Exercise task: Count the lines in the records below that contain the word "WWSSN", and give only that number.

[START OF Input material]

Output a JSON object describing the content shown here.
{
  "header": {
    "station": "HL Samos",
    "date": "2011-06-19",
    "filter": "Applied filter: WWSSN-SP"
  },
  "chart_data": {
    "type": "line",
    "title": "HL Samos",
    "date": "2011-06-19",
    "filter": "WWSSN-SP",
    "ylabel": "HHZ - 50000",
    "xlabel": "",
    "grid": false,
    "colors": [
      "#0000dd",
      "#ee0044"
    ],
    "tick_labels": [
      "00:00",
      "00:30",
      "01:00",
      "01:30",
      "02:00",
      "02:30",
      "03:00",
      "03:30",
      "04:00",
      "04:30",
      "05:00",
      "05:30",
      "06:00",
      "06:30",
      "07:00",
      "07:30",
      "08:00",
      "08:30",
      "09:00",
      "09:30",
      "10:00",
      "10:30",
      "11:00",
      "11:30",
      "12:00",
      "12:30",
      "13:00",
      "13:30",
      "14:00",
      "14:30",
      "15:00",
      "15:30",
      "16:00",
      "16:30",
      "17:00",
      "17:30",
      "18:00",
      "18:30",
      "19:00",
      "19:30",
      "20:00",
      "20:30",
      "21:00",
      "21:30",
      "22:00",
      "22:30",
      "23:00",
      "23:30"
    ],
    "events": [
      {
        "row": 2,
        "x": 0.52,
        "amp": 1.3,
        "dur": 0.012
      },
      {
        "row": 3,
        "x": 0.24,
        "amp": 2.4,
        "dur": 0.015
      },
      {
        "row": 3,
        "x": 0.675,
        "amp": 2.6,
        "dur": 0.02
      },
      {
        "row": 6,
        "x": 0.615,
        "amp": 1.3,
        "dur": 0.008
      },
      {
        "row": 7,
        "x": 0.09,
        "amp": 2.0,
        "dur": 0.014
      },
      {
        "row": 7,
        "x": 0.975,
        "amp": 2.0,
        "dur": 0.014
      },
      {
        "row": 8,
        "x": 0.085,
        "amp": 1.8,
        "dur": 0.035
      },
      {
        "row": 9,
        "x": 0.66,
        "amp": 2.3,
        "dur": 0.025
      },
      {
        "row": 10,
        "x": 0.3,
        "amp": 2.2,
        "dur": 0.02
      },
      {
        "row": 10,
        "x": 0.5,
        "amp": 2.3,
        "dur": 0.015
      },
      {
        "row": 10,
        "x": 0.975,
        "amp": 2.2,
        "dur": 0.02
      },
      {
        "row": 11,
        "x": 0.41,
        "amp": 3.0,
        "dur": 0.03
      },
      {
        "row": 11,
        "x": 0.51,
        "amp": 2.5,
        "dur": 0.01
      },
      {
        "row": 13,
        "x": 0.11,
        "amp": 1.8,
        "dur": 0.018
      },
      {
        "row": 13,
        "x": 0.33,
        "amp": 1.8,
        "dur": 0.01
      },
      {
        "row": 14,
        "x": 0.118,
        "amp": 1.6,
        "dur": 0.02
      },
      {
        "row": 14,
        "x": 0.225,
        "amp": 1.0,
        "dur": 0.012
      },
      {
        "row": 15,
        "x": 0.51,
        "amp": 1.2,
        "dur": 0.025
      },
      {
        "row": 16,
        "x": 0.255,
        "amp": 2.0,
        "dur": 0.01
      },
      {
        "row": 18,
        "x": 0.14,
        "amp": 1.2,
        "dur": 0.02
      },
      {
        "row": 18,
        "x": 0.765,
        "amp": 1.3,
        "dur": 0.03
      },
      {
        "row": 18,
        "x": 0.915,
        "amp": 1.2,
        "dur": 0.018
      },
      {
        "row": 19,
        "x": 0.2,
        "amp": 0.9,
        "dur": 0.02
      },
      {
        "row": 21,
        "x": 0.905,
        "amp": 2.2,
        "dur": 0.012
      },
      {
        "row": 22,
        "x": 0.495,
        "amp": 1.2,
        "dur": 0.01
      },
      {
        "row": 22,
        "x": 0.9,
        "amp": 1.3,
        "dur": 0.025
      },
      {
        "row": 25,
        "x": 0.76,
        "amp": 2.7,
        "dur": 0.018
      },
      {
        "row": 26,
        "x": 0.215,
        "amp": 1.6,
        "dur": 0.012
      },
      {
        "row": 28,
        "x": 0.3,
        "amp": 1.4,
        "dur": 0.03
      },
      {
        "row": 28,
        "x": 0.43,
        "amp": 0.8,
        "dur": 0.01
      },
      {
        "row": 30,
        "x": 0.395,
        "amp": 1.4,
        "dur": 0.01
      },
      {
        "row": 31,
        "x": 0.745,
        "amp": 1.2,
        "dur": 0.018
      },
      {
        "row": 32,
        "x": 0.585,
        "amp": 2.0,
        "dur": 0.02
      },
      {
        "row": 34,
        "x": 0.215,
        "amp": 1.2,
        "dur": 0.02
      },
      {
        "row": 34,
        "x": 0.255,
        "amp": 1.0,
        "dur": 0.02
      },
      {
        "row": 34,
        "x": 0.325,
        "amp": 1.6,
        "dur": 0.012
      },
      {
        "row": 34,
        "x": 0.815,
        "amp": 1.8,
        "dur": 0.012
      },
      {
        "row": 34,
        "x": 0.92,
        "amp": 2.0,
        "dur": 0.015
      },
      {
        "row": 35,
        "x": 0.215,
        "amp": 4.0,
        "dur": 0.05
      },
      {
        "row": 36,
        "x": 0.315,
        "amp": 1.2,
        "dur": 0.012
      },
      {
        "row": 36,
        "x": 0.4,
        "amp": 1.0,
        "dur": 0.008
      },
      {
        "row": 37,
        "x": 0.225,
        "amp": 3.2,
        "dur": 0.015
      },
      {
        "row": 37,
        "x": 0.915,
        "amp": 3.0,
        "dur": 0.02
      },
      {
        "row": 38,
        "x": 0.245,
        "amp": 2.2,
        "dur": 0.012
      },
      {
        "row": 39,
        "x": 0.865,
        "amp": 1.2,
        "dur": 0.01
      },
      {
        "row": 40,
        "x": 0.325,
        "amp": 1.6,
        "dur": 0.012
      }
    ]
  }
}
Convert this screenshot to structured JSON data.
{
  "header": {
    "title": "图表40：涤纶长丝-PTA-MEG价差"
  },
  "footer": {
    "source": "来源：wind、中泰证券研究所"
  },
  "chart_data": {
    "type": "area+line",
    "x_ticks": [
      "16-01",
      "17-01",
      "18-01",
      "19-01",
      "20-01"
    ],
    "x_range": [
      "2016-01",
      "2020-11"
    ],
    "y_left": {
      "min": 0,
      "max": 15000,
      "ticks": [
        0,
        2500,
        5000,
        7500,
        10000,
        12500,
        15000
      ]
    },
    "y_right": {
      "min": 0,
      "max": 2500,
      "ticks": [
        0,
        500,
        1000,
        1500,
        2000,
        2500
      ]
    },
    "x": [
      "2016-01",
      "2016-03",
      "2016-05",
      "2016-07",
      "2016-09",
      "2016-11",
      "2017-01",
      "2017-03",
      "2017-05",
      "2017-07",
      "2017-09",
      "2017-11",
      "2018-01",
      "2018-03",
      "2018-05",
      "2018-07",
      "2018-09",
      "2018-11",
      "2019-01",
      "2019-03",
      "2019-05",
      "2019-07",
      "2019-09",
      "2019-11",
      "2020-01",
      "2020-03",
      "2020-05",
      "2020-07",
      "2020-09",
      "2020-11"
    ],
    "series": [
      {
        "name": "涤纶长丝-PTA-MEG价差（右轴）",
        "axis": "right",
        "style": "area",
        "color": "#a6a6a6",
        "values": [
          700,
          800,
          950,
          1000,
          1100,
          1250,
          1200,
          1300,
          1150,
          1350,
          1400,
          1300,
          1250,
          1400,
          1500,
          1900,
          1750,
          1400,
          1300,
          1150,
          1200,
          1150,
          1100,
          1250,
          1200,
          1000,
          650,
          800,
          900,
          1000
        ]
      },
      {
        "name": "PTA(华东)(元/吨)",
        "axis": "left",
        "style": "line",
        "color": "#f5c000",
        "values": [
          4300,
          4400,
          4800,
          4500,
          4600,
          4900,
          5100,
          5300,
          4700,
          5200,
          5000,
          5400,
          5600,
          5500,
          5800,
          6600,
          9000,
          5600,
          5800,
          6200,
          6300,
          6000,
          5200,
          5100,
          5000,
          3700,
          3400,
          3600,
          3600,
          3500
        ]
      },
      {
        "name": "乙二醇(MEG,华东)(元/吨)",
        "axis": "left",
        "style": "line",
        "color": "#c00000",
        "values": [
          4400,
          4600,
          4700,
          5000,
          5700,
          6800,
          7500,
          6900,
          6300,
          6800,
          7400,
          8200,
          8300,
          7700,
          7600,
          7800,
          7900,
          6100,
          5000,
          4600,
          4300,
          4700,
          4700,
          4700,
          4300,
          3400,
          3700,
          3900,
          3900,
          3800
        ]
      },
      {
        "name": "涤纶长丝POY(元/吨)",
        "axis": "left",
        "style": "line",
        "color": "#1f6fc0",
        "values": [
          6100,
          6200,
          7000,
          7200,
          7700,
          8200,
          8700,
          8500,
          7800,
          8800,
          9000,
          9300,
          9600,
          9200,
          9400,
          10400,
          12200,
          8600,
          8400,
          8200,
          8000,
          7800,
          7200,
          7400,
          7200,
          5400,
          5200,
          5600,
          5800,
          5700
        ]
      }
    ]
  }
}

[END OF Input material]

Full solution: 2